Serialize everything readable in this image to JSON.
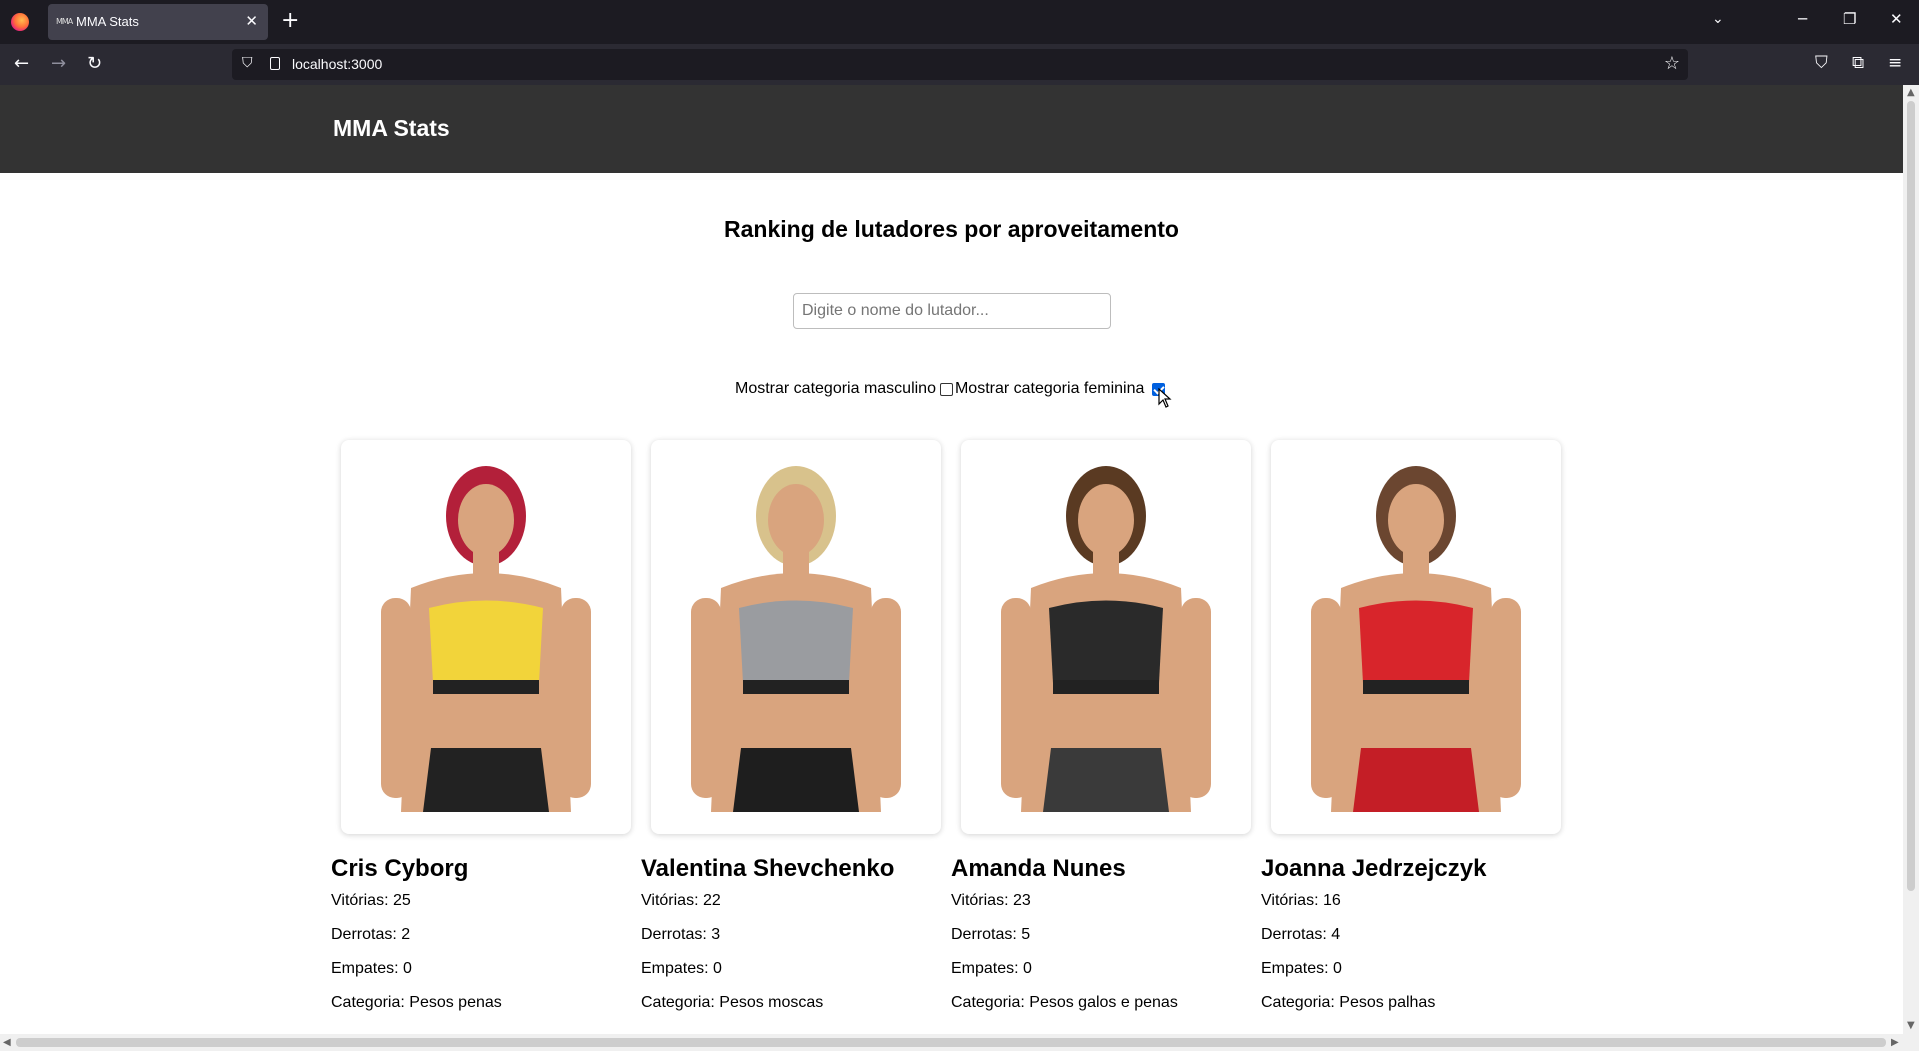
{
  "browser": {
    "tab_title": "MMA Stats",
    "tab_favicon": "MMA",
    "url": "localhost:3000"
  },
  "site": {
    "title": "MMA Stats",
    "heading": "Ranking de lutadores por aproveitamento",
    "search_placeholder": "Digite o nome do lutador...",
    "filter_male_label": "Mostrar categoria masculino",
    "filter_male_checked": false,
    "filter_female_label": "Mostrar categoria feminina",
    "filter_female_checked": true
  },
  "fighters": [
    {
      "name": "Cris Cyborg",
      "wins": "Vitórias: 25",
      "losses": "Derrotas: 2",
      "draws": "Empates: 0",
      "category": "Categoria: Pesos penas",
      "top_color": "#f2d43a",
      "bottom_color": "#222222",
      "hair_color": "#b3203a"
    },
    {
      "name": "Valentina Shevchenko",
      "wins": "Vitórias: 22",
      "losses": "Derrotas: 3",
      "draws": "Empates: 0",
      "category": "Categoria: Pesos moscas",
      "top_color": "#9a9ca0",
      "bottom_color": "#1e1e1e",
      "hair_color": "#d8c28c"
    },
    {
      "name": "Amanda Nunes",
      "wins": "Vitórias: 23",
      "losses": "Derrotas: 5",
      "draws": "Empates: 0",
      "category": "Categoria: Pesos galos e penas",
      "top_color": "#2a2a2a",
      "bottom_color": "#3a3a3a",
      "hair_color": "#5a3a22"
    },
    {
      "name": "Joanna Jedrzejczyk",
      "wins": "Vitórias: 16",
      "losses": "Derrotas: 4",
      "draws": "Empates: 0",
      "category": "Categoria: Pesos palhas",
      "top_color": "#d8252b",
      "bottom_color": "#c41e26",
      "hair_color": "#6b4630"
    }
  ]
}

• • • • • • •

> [Given task] Repeat the records above exactly, leaving out the pictures.

> [Full response]
Serialize everything readable in this image to JSON.
{
  "browser": {
    "tab_title": "MMA Stats",
    "tab_favicon": "MMA",
    "url": "localhost:3000"
  },
  "site": {
    "title": "MMA Stats",
    "heading": "Ranking de lutadores por aproveitamento",
    "search_placeholder": "Digite o nome do lutador...",
    "filter_male_label": "Mostrar categoria masculino",
    "filter_male_checked": false,
    "filter_female_label": "Mostrar categoria feminina",
    "filter_female_checked": true
  },
  "fighters": [
    {
      "name": "Cris Cyborg",
      "wins": "Vitórias: 25",
      "losses": "Derrotas: 2",
      "draws": "Empates: 0",
      "category": "Categoria: Pesos penas",
      "top_color": "#f2d43a",
      "bottom_color": "#222222",
      "hair_color": "#b3203a"
    },
    {
      "name": "Valentina Shevchenko",
      "wins": "Vitórias: 22",
      "losses": "Derrotas: 3",
      "draws": "Empates: 0",
      "category": "Categoria: Pesos moscas",
      "top_color": "#9a9ca0",
      "bottom_color": "#1e1e1e",
      "hair_color": "#d8c28c"
    },
    {
      "name": "Amanda Nunes",
      "wins": "Vitórias: 23",
      "losses": "Derrotas: 5",
      "draws": "Empates: 0",
      "category": "Categoria: Pesos galos e penas",
      "top_color": "#2a2a2a",
      "bottom_color": "#3a3a3a",
      "hair_color": "#5a3a22"
    },
    {
      "name": "Joanna Jedrzejczyk",
      "wins": "Vitórias: 16",
      "losses": "Derrotas: 4",
      "draws": "Empates: 0",
      "category": "Categoria: Pesos palhas",
      "top_color": "#d8252b",
      "bottom_color": "#c41e26",
      "hair_color": "#6b4630"
    }
  ]
}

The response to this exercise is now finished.